[Records from a dataset]
• • •

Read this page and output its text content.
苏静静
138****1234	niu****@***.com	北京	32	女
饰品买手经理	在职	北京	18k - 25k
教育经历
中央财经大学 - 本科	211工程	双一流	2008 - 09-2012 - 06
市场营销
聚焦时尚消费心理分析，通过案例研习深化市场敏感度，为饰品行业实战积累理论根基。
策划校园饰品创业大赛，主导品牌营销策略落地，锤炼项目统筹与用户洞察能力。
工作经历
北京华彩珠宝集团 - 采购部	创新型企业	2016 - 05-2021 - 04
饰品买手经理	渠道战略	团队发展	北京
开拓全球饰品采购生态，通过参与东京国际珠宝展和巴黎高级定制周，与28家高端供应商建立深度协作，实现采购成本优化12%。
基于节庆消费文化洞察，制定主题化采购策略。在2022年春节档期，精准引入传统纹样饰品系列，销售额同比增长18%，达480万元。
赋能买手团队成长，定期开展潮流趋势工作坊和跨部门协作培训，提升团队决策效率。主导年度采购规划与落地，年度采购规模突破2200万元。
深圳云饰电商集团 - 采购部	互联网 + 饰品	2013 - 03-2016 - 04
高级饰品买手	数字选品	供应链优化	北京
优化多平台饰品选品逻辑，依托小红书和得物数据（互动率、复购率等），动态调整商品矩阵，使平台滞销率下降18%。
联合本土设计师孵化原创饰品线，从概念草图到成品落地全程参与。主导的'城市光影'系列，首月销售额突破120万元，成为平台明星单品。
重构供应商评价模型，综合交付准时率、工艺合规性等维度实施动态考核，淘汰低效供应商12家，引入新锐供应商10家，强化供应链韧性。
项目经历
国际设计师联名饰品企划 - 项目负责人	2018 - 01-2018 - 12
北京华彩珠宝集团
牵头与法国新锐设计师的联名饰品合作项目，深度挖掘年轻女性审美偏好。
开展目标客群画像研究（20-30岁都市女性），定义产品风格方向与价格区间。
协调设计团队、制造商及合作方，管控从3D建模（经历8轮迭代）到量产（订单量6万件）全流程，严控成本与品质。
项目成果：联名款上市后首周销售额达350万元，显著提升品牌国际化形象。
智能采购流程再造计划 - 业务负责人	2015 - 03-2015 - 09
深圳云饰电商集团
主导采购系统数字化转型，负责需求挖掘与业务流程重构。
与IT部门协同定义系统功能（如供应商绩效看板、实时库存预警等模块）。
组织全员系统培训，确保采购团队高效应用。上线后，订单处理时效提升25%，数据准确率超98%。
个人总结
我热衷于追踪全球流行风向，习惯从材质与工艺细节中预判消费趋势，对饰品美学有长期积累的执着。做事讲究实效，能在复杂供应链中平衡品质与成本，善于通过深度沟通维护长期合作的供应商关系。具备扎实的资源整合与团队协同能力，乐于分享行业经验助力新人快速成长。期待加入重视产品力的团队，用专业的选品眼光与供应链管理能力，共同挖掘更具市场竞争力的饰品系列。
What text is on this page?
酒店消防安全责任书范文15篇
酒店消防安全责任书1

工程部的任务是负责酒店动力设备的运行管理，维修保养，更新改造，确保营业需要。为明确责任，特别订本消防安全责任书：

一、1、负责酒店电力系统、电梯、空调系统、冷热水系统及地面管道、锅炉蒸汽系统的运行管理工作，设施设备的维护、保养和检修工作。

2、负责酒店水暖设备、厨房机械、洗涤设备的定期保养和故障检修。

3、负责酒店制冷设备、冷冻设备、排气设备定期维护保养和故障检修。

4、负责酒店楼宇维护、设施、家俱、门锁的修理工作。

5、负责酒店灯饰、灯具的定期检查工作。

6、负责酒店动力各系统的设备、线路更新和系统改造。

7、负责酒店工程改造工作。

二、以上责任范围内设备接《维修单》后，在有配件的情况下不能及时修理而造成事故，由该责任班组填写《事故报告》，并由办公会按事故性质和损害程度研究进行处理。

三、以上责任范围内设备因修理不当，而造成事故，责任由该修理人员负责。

• • •

EXERCISE OBJECTIVE :: Restate the records, all of them, precisely as written.

REPLY ::
Read this page and output its text content.
苏静静
138****1234	niu****@***.com	北京	32	女
饰品买手经理	在职	北京	18k - 25k
教育经历
中央财经大学 - 本科	211工程	双一流	2008 - 09-2012 - 06
市场营销
聚焦时尚消费心理分析，通过案例研习深化市场敏感度，为饰品行业实战积累理论根基。
策划校园饰品创业大赛，主导品牌营销策略落地，锤炼项目统筹与用户洞察能力。
工作经历
北京华彩珠宝集团 - 采购部	创新型企业	2016 - 05-2021 - 04
饰品买手经理	渠道战略	团队发展	北京
开拓全球饰品采购生态，通过参与东京国际珠宝展和巴黎高级定制周，与28家高端供应商建立深度协作，实现采购成本优化12%。
基于节庆消费文化洞察，制定主题化采购策略。在2022年春节档期，精准引入传统纹样饰品系列，销售额同比增长18%，达480万元。
赋能买手团队成长，定期开展潮流趋势工作坊和跨部门协作培训，提升团队决策效率。主导年度采购规划与落地，年度采购规模突破2200万元。
深圳云饰电商集团 - 采购部	互联网 + 饰品	2013 - 03-2016 - 04
高级饰品买手	数字选品	供应链优化	北京
优化多平台饰品选品逻辑，依托小红书和得物数据（互动率、复购率等），动态调整商品矩阵，使平台滞销率下降18%。
联合本土设计师孵化原创饰品线，从概念草图到成品落地全程参与。主导的'城市光影'系列，首月销售额突破120万元，成为平台明星单品。
重构供应商评价模型，综合交付准时率、工艺合规性等维度实施动态考核，淘汰低效供应商12家，引入新锐供应商10家，强化供应链韧性。
项目经历
国际设计师联名饰品企划 - 项目负责人	2018 - 01-2018 - 12
北京华彩珠宝集团
牵头与法国新锐设计师的联名饰品合作项目，深度挖掘年轻女性审美偏好。
开展目标客群画像研究（20-30岁都市女性），定义产品风格方向与价格区间。
协调设计团队、制造商及合作方，管控从3D建模（经历8轮迭代）到量产（订单量6万件）全流程，严控成本与品质。
项目成果：联名款上市后首周销售额达350万元，显著提升品牌国际化形象。
智能采购流程再造计划 - 业务负责人	2015 - 03-2015 - 09
深圳云饰电商集团
主导采购系统数字化转型，负责需求挖掘与业务流程重构。
与IT部门协同定义系统功能（如供应商绩效看板、实时库存预警等模块）。
组织全员系统培训，确保采购团队高效应用。上线后，订单处理时效提升25%，数据准确率超98%。
个人总结
我热衷于追踪全球流行风向，习惯从材质与工艺细节中预判消费趋势，对饰品美学有长期积累的执着。做事讲究实效，能在复杂供应链中平衡品质与成本，善于通过深度沟通维护长期合作的供应商关系。具备扎实的资源整合与团队协同能力，乐于分享行业经验助力新人快速成长。期待加入重视产品力的团队，用专业的选品眼光与供应链管理能力，共同挖掘更具市场竞争力的饰品系列。
What text is on this page?
酒店消防安全责任书范文15篇
酒店消防安全责任书1

工程部的任务是负责酒店动力设备的运行管理，维修保养，更新改造，确保营业需要。为明确责任，特别订本消防安全责任书：

一、1、负责酒店电力系统、电梯、空调系统、冷热水系统及地面管道、锅炉蒸汽系统的运行管理工作，设施设备的维护、保养和检修工作。

2、负责酒店水暖设备、厨房机械、洗涤设备的定期保养和故障检修。

3、负责酒店制冷设备、冷冻设备、排气设备定期维护保养和故障检修。

4、负责酒店楼宇维护、设施、家俱、门锁的修理工作。

5、负责酒店灯饰、灯具的定期检查工作。

6、负责酒店动力各系统的设备、线路更新和系统改造。

7、负责酒店工程改造工作。

二、以上责任范围内设备接《维修单》后，在有配件的情况下不能及时修理而造成事故，由该责任班组填写《事故报告》，并由办公会按事故性质和损害程度研究进行处理。

三、以上责任范围内设备因修理不当，而造成事故，责任由该修理人员负责。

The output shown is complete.